▸ **TASK STATEMENT**: In the data, extract each line that holds the string "sided".

----------

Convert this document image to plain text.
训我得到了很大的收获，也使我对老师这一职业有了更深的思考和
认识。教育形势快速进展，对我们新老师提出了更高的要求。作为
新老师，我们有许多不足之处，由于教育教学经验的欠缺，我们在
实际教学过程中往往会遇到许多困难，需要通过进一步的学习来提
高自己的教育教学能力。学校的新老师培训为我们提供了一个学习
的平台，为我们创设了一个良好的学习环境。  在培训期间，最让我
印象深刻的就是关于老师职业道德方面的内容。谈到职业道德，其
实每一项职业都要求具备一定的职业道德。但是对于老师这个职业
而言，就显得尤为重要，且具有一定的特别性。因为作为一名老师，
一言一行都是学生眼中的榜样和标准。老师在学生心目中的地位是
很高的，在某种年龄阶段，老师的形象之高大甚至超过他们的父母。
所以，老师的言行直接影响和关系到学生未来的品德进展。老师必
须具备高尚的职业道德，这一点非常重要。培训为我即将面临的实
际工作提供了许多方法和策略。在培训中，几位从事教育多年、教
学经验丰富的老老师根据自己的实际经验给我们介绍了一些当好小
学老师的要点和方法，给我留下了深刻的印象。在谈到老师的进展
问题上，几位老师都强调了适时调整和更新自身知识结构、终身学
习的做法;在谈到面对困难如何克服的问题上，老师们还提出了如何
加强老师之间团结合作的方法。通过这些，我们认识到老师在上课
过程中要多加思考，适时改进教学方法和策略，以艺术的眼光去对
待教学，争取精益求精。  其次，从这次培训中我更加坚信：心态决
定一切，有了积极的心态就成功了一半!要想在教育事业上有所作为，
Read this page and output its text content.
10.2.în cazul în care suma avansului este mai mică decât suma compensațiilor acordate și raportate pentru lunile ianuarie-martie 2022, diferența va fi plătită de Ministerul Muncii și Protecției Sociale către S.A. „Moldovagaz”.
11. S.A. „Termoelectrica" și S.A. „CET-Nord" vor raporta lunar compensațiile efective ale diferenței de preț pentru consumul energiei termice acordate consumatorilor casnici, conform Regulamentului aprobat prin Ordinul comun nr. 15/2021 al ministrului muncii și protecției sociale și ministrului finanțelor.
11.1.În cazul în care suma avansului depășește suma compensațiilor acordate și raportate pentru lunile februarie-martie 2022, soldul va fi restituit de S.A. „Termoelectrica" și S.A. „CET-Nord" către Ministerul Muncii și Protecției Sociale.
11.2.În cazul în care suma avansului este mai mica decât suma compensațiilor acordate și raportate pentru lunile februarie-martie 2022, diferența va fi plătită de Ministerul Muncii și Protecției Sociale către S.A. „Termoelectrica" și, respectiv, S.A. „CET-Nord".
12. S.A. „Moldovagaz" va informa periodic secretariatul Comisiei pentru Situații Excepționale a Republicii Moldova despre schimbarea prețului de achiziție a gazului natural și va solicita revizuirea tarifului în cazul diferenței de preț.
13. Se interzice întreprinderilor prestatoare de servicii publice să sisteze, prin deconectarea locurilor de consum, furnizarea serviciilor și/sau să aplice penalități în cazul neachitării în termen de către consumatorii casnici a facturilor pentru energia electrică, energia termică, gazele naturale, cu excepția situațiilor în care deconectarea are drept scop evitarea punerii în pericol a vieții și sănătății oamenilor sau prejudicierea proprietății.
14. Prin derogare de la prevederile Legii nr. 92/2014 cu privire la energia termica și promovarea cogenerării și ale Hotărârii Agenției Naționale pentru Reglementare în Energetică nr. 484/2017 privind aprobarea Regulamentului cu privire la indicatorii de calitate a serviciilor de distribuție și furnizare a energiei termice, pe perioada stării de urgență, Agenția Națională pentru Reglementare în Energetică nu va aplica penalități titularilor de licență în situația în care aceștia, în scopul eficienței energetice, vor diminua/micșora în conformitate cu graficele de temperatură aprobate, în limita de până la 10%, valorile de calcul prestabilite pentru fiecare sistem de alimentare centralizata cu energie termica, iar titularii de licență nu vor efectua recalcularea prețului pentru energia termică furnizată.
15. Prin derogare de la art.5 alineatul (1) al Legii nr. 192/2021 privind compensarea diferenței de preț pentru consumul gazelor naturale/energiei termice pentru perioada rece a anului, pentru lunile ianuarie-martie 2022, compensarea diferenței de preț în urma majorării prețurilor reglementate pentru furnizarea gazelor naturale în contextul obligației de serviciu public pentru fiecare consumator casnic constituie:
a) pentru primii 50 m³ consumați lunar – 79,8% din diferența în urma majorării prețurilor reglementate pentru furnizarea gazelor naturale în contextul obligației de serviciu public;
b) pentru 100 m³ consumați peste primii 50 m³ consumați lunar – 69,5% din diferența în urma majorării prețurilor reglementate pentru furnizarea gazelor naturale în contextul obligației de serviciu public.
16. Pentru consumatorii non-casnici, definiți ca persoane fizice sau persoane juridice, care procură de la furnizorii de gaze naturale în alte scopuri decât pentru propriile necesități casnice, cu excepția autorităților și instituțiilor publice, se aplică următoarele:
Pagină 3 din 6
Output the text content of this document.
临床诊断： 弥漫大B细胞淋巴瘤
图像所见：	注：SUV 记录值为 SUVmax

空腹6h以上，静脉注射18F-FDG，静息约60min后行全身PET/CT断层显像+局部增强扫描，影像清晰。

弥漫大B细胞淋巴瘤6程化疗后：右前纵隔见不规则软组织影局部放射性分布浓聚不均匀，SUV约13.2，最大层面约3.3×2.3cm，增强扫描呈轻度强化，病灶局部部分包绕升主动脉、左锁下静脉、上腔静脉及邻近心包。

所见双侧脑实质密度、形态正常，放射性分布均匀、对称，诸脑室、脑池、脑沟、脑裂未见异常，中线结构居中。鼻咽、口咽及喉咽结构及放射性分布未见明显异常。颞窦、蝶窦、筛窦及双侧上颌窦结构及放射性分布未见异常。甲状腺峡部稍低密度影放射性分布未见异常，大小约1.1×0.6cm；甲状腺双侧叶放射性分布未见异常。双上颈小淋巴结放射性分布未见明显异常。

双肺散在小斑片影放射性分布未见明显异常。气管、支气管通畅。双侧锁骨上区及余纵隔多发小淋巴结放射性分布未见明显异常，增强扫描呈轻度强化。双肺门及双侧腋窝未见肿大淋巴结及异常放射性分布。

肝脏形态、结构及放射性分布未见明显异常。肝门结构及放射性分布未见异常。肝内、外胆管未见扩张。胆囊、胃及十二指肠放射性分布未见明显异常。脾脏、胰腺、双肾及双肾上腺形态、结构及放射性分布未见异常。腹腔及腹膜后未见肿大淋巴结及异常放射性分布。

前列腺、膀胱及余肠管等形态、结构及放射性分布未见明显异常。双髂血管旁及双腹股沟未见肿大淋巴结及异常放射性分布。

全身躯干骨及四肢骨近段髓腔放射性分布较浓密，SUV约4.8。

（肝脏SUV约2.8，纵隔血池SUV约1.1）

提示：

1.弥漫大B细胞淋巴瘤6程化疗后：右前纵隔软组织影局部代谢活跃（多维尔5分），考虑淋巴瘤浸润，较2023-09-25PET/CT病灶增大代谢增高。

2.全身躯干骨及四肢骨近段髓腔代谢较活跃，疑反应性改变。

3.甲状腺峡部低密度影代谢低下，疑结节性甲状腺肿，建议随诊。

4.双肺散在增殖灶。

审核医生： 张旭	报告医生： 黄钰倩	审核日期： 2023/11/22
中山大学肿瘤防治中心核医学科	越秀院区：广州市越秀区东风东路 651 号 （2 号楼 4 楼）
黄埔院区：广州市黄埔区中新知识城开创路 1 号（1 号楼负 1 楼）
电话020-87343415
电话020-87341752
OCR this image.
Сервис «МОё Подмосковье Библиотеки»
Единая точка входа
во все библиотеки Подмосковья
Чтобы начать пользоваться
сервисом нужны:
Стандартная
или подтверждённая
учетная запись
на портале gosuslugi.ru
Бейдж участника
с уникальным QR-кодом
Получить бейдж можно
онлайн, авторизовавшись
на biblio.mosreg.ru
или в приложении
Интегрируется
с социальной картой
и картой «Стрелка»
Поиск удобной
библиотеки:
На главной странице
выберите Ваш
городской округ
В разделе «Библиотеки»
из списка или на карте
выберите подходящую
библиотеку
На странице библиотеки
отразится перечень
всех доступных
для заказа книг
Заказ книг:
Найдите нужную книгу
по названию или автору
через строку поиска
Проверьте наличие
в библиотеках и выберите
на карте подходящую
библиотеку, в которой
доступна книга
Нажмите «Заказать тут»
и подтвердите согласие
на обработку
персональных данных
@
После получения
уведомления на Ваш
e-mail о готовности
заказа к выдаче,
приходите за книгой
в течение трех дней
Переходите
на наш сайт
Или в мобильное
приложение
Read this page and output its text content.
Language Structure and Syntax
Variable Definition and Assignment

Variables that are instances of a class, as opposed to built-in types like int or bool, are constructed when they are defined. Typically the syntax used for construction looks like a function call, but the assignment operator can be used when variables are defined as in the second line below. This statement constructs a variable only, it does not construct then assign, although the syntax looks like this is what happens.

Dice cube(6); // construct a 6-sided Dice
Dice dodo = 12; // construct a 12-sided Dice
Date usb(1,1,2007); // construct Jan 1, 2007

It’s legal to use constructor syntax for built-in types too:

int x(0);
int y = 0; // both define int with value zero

----------

▸ **RESULT OF THIS EXERCISE**:
Dice cube(6); // construct a 6-sided Dice
Dice dodo = 12; // construct a 12-sided Dice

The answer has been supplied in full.